— Exercise details —
Give the data again, word for word.

— Entries —
********************
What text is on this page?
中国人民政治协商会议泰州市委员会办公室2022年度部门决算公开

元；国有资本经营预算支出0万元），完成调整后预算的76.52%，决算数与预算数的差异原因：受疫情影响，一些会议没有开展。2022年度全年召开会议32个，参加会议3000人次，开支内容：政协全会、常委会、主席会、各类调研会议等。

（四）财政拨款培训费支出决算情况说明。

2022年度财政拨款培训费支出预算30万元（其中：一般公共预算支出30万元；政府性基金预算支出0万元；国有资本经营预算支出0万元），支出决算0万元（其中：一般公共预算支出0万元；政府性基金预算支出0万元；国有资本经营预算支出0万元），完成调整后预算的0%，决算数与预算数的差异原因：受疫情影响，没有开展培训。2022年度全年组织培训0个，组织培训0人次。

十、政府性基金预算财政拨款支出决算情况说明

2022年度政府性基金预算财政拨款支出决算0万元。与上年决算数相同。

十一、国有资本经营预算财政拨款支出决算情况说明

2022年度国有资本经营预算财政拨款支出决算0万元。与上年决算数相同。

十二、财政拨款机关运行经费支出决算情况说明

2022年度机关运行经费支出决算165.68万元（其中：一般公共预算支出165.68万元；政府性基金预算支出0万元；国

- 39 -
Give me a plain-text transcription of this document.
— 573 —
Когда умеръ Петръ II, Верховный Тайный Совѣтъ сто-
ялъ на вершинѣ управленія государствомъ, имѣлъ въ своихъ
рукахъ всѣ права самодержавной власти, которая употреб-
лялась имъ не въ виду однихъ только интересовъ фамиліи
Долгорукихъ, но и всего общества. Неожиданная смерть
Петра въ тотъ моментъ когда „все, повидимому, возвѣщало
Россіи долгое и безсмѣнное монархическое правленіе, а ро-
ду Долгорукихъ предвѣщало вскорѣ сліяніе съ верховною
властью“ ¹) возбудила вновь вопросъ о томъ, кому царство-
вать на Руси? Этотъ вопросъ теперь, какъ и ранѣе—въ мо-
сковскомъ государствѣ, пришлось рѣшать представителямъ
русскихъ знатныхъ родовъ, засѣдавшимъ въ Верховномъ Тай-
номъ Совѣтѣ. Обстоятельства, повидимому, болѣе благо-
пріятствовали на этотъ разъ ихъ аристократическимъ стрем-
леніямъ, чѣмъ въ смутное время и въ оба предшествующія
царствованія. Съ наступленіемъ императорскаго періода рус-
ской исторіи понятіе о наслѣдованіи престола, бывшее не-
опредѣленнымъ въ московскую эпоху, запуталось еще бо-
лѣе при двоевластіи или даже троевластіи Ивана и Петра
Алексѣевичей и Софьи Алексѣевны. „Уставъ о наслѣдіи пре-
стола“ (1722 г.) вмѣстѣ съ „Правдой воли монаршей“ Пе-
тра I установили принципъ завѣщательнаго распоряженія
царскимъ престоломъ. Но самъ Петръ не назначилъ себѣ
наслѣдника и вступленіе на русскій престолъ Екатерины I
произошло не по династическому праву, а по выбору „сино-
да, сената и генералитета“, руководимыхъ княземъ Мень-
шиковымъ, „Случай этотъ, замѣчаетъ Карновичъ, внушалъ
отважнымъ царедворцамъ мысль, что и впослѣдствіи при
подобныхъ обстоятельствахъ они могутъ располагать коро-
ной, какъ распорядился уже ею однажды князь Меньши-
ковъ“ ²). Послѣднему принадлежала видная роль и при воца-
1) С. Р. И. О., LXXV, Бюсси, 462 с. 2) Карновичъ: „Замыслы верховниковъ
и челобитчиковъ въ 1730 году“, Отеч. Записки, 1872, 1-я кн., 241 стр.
********************
— Final result —
What text is on this page?
中国人民政治协商会议泰州市委员会办公室2022年度部门决算公开

元；国有资本经营预算支出0万元），完成调整后预算的76.52%，决算数与预算数的差异原因：受疫情影响，一些会议没有开展。2022年度全年召开会议32个，参加会议3000人次，开支内容：政协全会、常委会、主席会、各类调研会议等。

（四）财政拨款培训费支出决算情况说明。

2022年度财政拨款培训费支出预算30万元（其中：一般公共预算支出30万元；政府性基金预算支出0万元；国有资本经营预算支出0万元），支出决算0万元（其中：一般公共预算支出0万元；政府性基金预算支出0万元；国有资本经营预算支出0万元），完成调整后预算的0%，决算数与预算数的差异原因：受疫情影响，没有开展培训。2022年度全年组织培训0个，组织培训0人次。

十、政府性基金预算财政拨款支出决算情况说明

2022年度政府性基金预算财政拨款支出决算0万元。与上年决算数相同。

十一、国有资本经营预算财政拨款支出决算情况说明

2022年度国有资本经营预算财政拨款支出决算0万元。与上年决算数相同。

十二、财政拨款机关运行经费支出决算情况说明

2022年度机关运行经费支出决算165.68万元（其中：一般公共预算支出165.68万元；政府性基金预算支出0万元；国

- 39 -
Give me a plain-text transcription of this document.
— 573 —
Когда умеръ Петръ II, Верховный Тайный Совѣтъ сто-
ялъ на вершинѣ управленія государствомъ, имѣлъ въ своихъ
рукахъ всѣ права самодержавной власти, которая употреб-
лялась имъ не въ виду однихъ только интересовъ фамиліи
Долгорукихъ, но и всего общества. Неожиданная смерть
Петра въ тотъ моментъ когда „все, повидимому, возвѣщало
Россіи долгое и безсмѣнное монархическое правленіе, а ро-
ду Долгорукихъ предвѣщало вскорѣ сліяніе съ верховною
властью“ ¹) возбудила вновь вопросъ о томъ, кому царство-
вать на Руси? Этотъ вопросъ теперь, какъ и ранѣе—въ мо-
сковскомъ государствѣ, пришлось рѣшать представителямъ
русскихъ знатныхъ родовъ, засѣдавшимъ въ Верховномъ Тай-
номъ Совѣтѣ. Обстоятельства, повидимому, болѣе благо-
пріятствовали на этотъ разъ ихъ аристократическимъ стрем-
леніямъ, чѣмъ въ смутное время и въ оба предшествующія
царствованія. Съ наступленіемъ императорскаго періода рус-
ской исторіи понятіе о наслѣдованіи престола, бывшее не-
опредѣленнымъ въ московскую эпоху, запуталось еще бо-
лѣе при двоевластіи или даже троевластіи Ивана и Петра
Алексѣевичей и Софьи Алексѣевны. „Уставъ о наслѣдіи пре-
стола“ (1722 г.) вмѣстѣ съ „Правдой воли монаршей“ Пе-
тра I установили принципъ завѣщательнаго распоряженія
царскимъ престоломъ. Но самъ Петръ не назначилъ себѣ
наслѣдника и вступленіе на русскій престолъ Екатерины I
произошло не по династическому праву, а по выбору „сино-
да, сената и генералитета“, руководимыхъ княземъ Мень-
шиковымъ, „Случай этотъ, замѣчаетъ Карновичъ, внушалъ
отважнымъ царедворцамъ мысль, что и впослѣдствіи при
подобныхъ обстоятельствахъ они могутъ располагать коро-
ной, какъ распорядился уже ею однажды князь Меньши-
ковъ“ ²). Послѣднему принадлежала видная роль и при воца-
1) С. Р. И. О., LXXV, Бюсси, 462 с. 2) Карновичъ: „Замыслы верховниковъ
и челобитчиковъ въ 1730 году“, Отеч. Записки, 1872, 1-я кн., 241 стр.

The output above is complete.